▶ _WHAT TO WORK ON_: Pictures in the data below are not part of the copy; transcribe everything else exactly.

Data records:

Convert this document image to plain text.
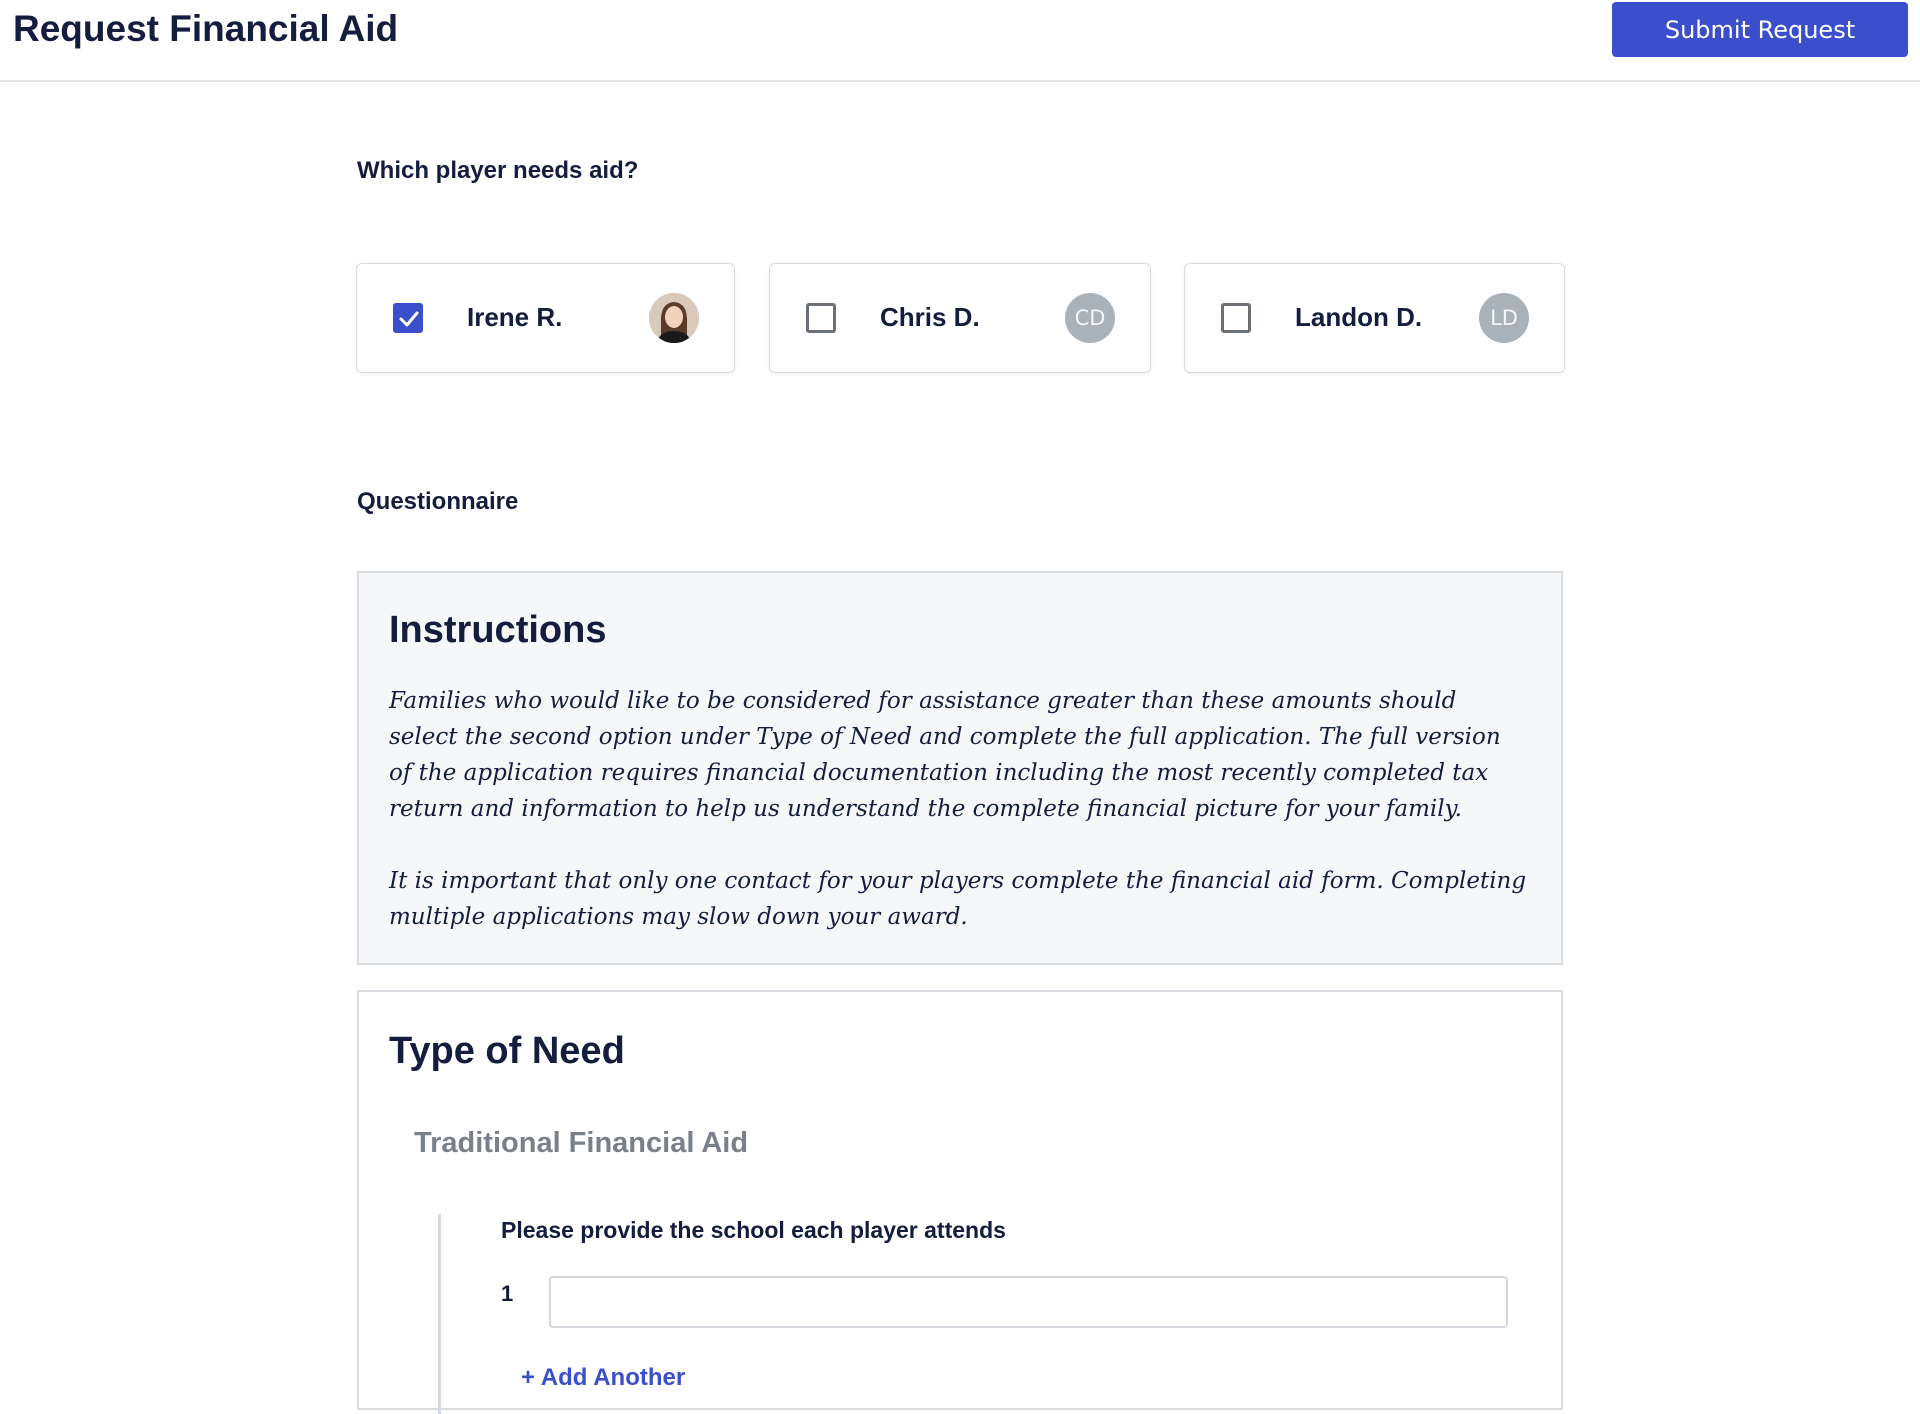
Request Financial Aid	Submit Request

Which player needs aid?

Irene R.	Chris D.	CD	Landon D.	LD

Questionnaire

Instructions

Families who would like to be considered for assistance greater than these amounts should select the second option under Type of Need and complete the full application. The full version of the application requires financial documentation including the most recently completed tax return and information to help us understand the complete financial picture for your family.

It is important that only one contact for your players complete the financial aid form. Completing multiple applications may slow down your award.

Type of Need
Traditional Financial Aid

Please provide the school each player attends

1
+ Add Another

▶ _CORRECT RESULT_:
Convert this document image to plain text.
Request Financial Aid	Submit Request

Which player needs aid?

Irene R.	Chris D.	CD	Landon D.	LD

Questionnaire

Instructions

Families who would like to be considered for assistance greater than these amounts should select the second option under Type of Need and complete the full application. The full version of the application requires financial documentation including the most recently completed tax return and information to help us understand the complete financial picture for your family.

It is important that only one contact for your players complete the financial aid form. Completing multiple applications may slow down your award.

Type of Need
Traditional Financial Aid

Please provide the school each player attends

1
+ Add Another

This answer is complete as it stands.